# Task instructions:
Repeat exactly, and only, the lines from the line bearing "Read this page and output its text content." through the end of the material. Do not copy the pictures.

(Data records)
● ● ●

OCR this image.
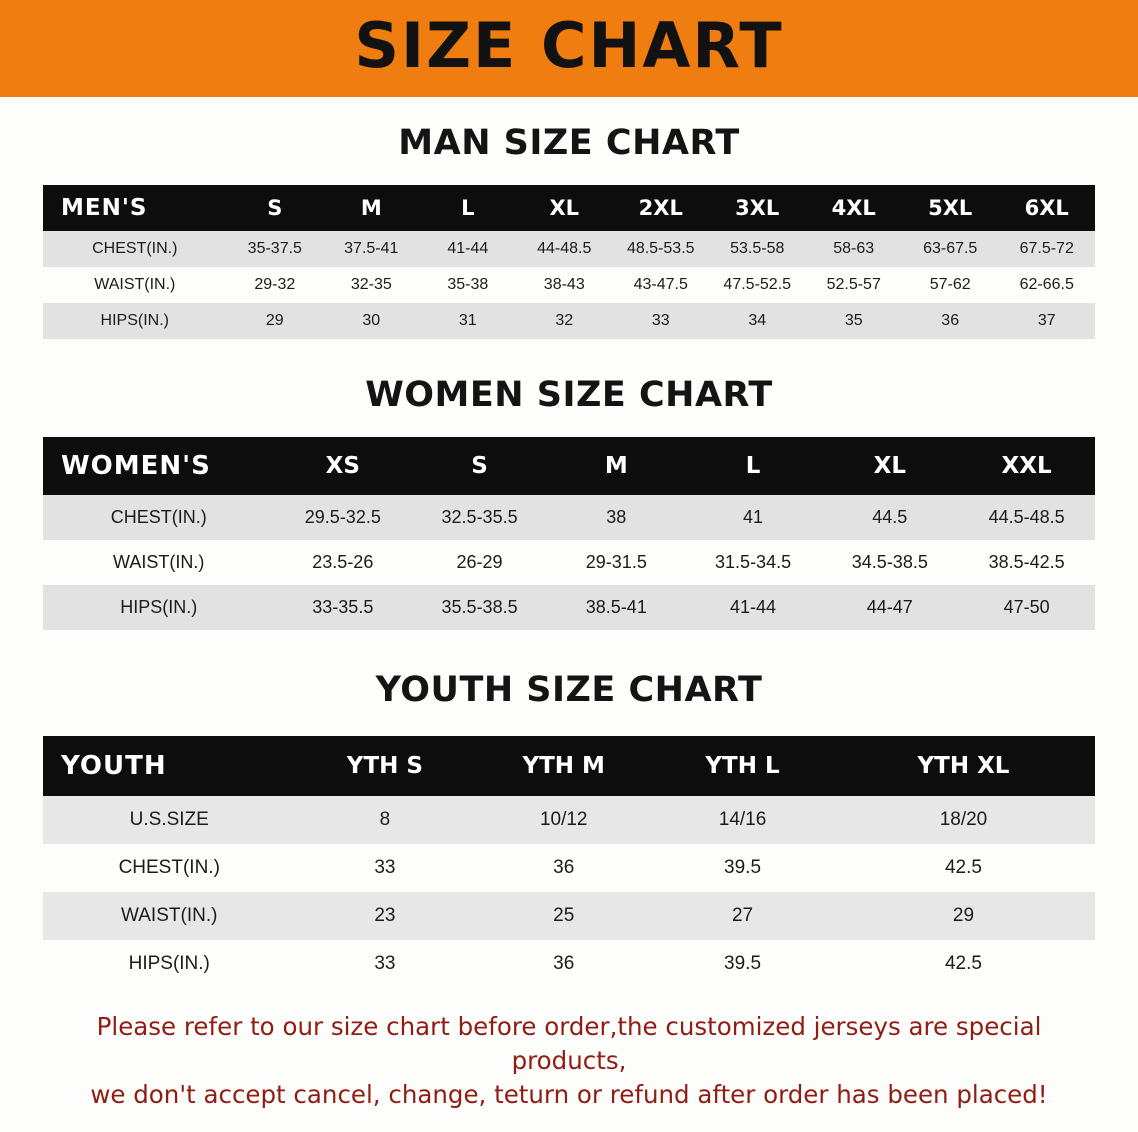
SIZE CHART
MAN SIZE CHART
MEN'S	S	M	L	XL	2XL	3XL	4XL	5XL	6XL
CHEST(IN.)	35-37.5	37.5-41	41-44	44-48.5	48.5-53.5	53.5-58	58-63	63-67.5	67.5-72
WAIST(IN.)	29-32	32-35	35-38	38-43	43-47.5	47.5-52.5	52.5-57	57-62	62-66.5
HIPS(IN.)	29	30	31	32	33	34	35	36	37
WOMEN SIZE CHART
WOMEN'S	XS	S	M	L	XL	XXL
CHEST(IN.)	29.5-32.5	32.5-35.5	38	41	44.5	44.5-48.5
WAIST(IN.)	23.5-26	26-29	29-31.5	31.5-34.5	34.5-38.5	38.5-42.5
HIPS(IN.)	33-35.5	35.5-38.5	38.5-41	41-44	44-47	47-50
YOUTH SIZE CHART
YOUTH	YTH S	YTH M	YTH L	YTH XL
U.S.SIZE	8	10/12	14/16	18/20
CHEST(IN.)	33	36	39.5	42.5
WAIST(IN.)	23	25	27	29
HIPS(IN.)	33	36	39.5	42.5
Please refer to our size chart before order,the customized jerseys are special products,
we don't accept cancel, change, teturn or refund after order has been placed!
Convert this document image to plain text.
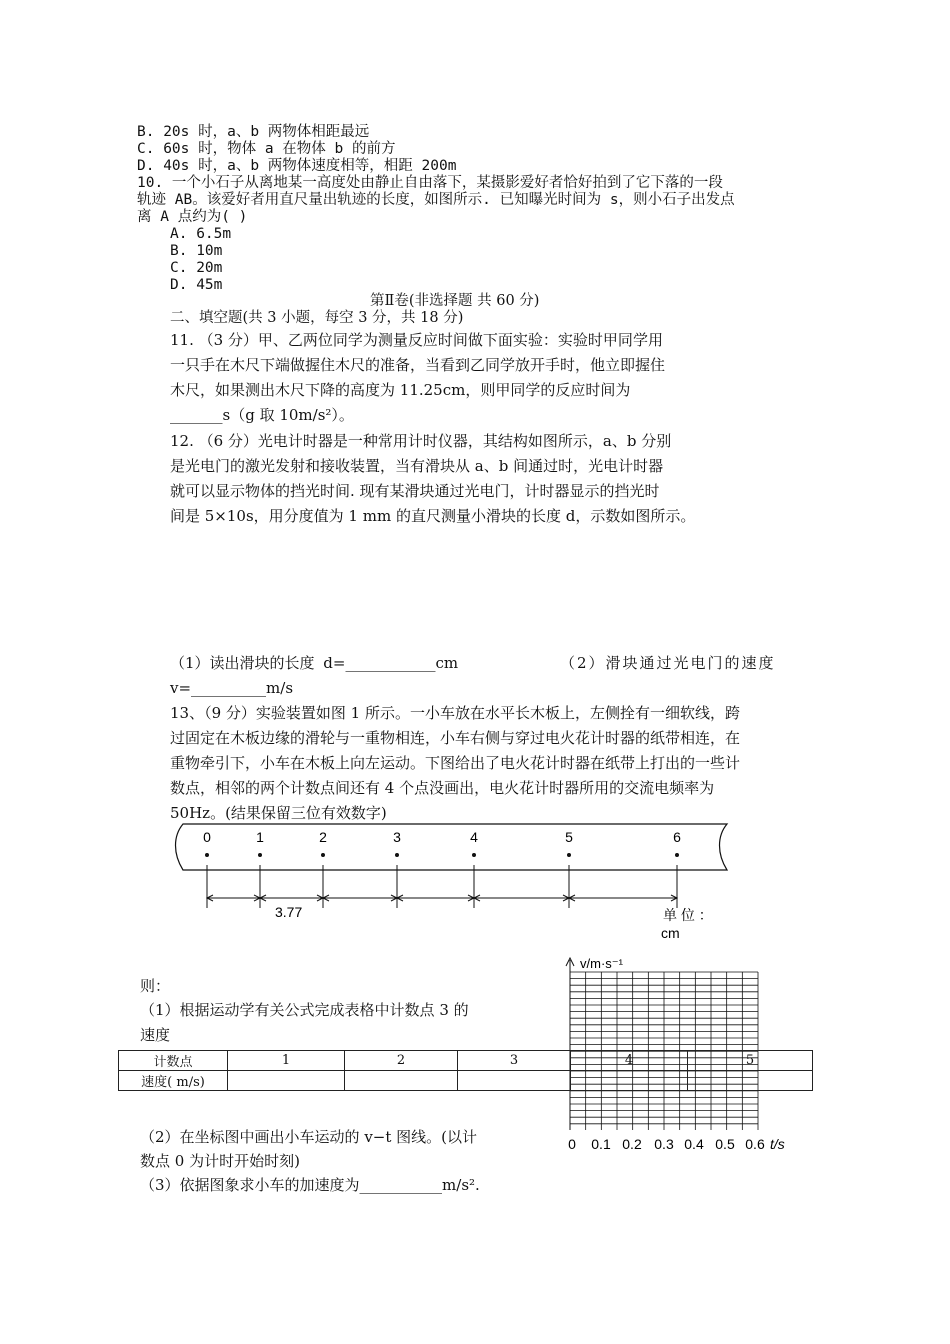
B. 20s 时，a、b 两物体相距最远
C. 60s 时，物体 a 在物体 b 的前方
D. 40s 时，a、b 两物体速度相等，相距 200m
10. 一个小石子从离地某一高度处由静止自由落下，某摄影爱好者恰好拍到了它下落的一段
轨迹 AB。该爱好者用直尺量出轨迹的长度，如图所示. 已知曝光时间为 s，则小石子出发点
离 A 点约为( )
A. 6.5m
B. 10m
C. 20m
D. 45m
第Ⅱ卷(非选择题 共 60 分)
二、填空题(共 3 小题，每空 3 分，共 18 分)
11. （3 分）甲、乙两位同学为测量反应时间做下面实验：实验时甲同学用
一只手在木尺下端做握住木尺的准备，当看到乙同学放开手时，他立即握住
木尺，如果测出木尺下降的高度为 11.25cm，则甲同学的反应时间为
_______s（g 取 10m/s²）。
12. （6 分）光电计时器是一种常用计时仪器，其结构如图所示，a、b 分别
是光电门的激光发射和接收装置，当有滑块从 a、b 间通过时，光电计时器
就可以显示物体的挡光时间. 现有某滑块通过光电门，计时器显示的挡光时
间是 5×10s，用分度值为 1 mm 的直尺测量小滑块的长度 d，示数如图所示。
（1）读出滑块的长度 d=____________cm	（2）滑块通过光电门的速度
v=__________m/s
13、（9 分）实验装置如图 1 所示。一小车放在水平长木板上，左侧拴有一细软线，跨
过固定在木板边缘的滑轮与一重物相连，小车右侧与穿过电火花计时器的纸带相连，在
重物牵引下，小车在木板上向左运动。下图给出了电火花计时器在纸带上打出的一些计
数点，相邻的两个计数点间还有 4 个点没画出，电火花计时器所用的交流电频率为
50Hz。(结果保留三位有效数字)
0	1	2	3	4	5	6
3.77	单 位 ：
cm
则：
（1）根据运动学有关公式完成表格中计数点 3 的
速度
v/m·s⁻¹
t/s
0 0.1 0.2 0.3 0.4 0.5 0.6
计数点	1	2	3	4	5
速度( m/s)					
（2）在坐标图中画出小车运动的 v−t 图线。(以计
数点 0 为计时开始时刻)
（3）依据图象求小车的加速度为___________m/s².
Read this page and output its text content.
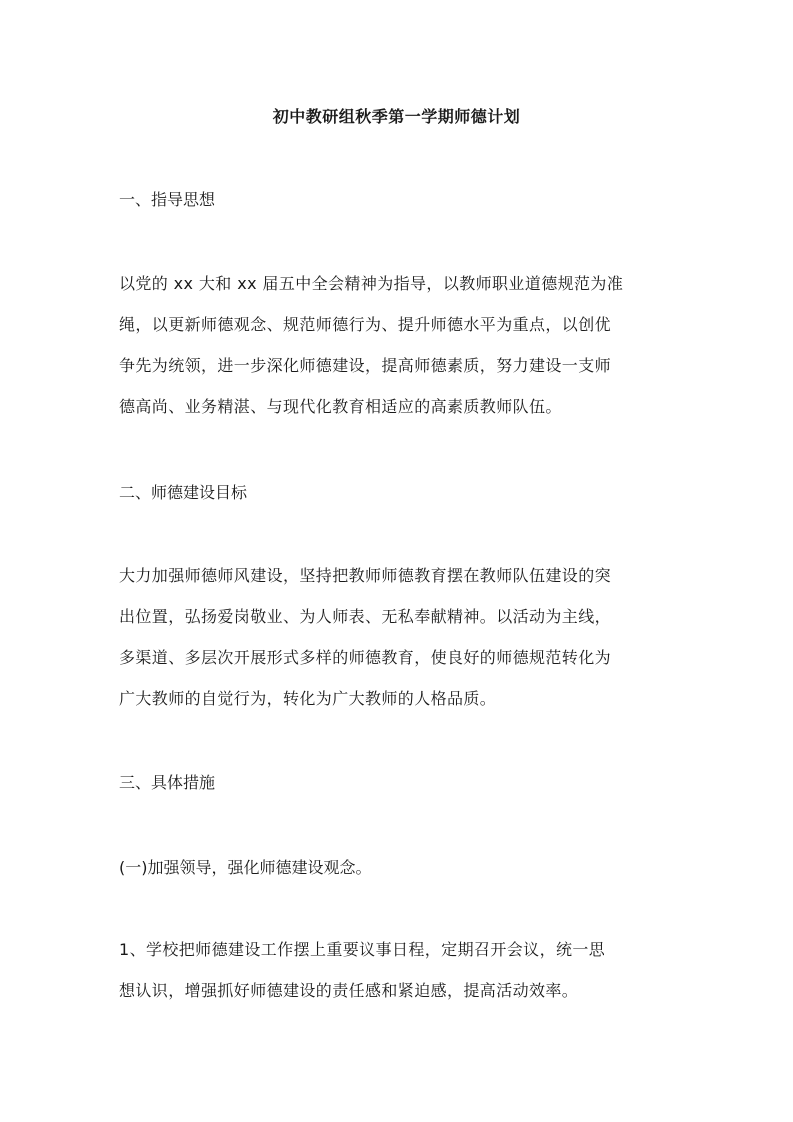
初中教研组秋季第一学期师德计划
一、指导思想
以党的 xx 大和 xx 届五中全会精神为指导，以教师职业道德规范为准
绳，以更新师德观念、规范师德行为、提升师德水平为重点，以创优
争先为统领，进一步深化师德建设，提高师德素质，努力建设一支师
德高尚、业务精湛、与现代化教育相适应的高素质教师队伍。
二、师德建设目标
大力加强师德师风建设，坚持把教师师德教育摆在教师队伍建设的突
出位置，弘扬爱岗敬业、为人师表、无私奉献精神。以活动为主线，
多渠道、多层次开展形式多样的师德教育，使良好的师德规范转化为
广大教师的自觉行为，转化为广大教师的人格品质。
三、具体措施
(一)加强领导，强化师德建设观念。
1、学校把师德建设工作摆上重要议事日程，定期召开会议，统一思
想认识，增强抓好师德建设的责任感和紧迫感，提高活动效率。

● ● ●

# Final result:
Read this page and output its text content.
初中教研组秋季第一学期师德计划
一、指导思想
以党的 xx 大和 xx 届五中全会精神为指导，以教师职业道德规范为准
绳，以更新师德观念、规范师德行为、提升师德水平为重点，以创优
争先为统领，进一步深化师德建设，提高师德素质，努力建设一支师
德高尚、业务精湛、与现代化教育相适应的高素质教师队伍。
二、师德建设目标
大力加强师德师风建设，坚持把教师师德教育摆在教师队伍建设的突
出位置，弘扬爱岗敬业、为人师表、无私奉献精神。以活动为主线，
多渠道、多层次开展形式多样的师德教育，使良好的师德规范转化为
广大教师的自觉行为，转化为广大教师的人格品质。
三、具体措施
(一)加强领导，强化师德建设观念。
1、学校把师德建设工作摆上重要议事日程，定期召开会议，统一思
想认识，增强抓好师德建设的责任感和紧迫感，提高活动效率。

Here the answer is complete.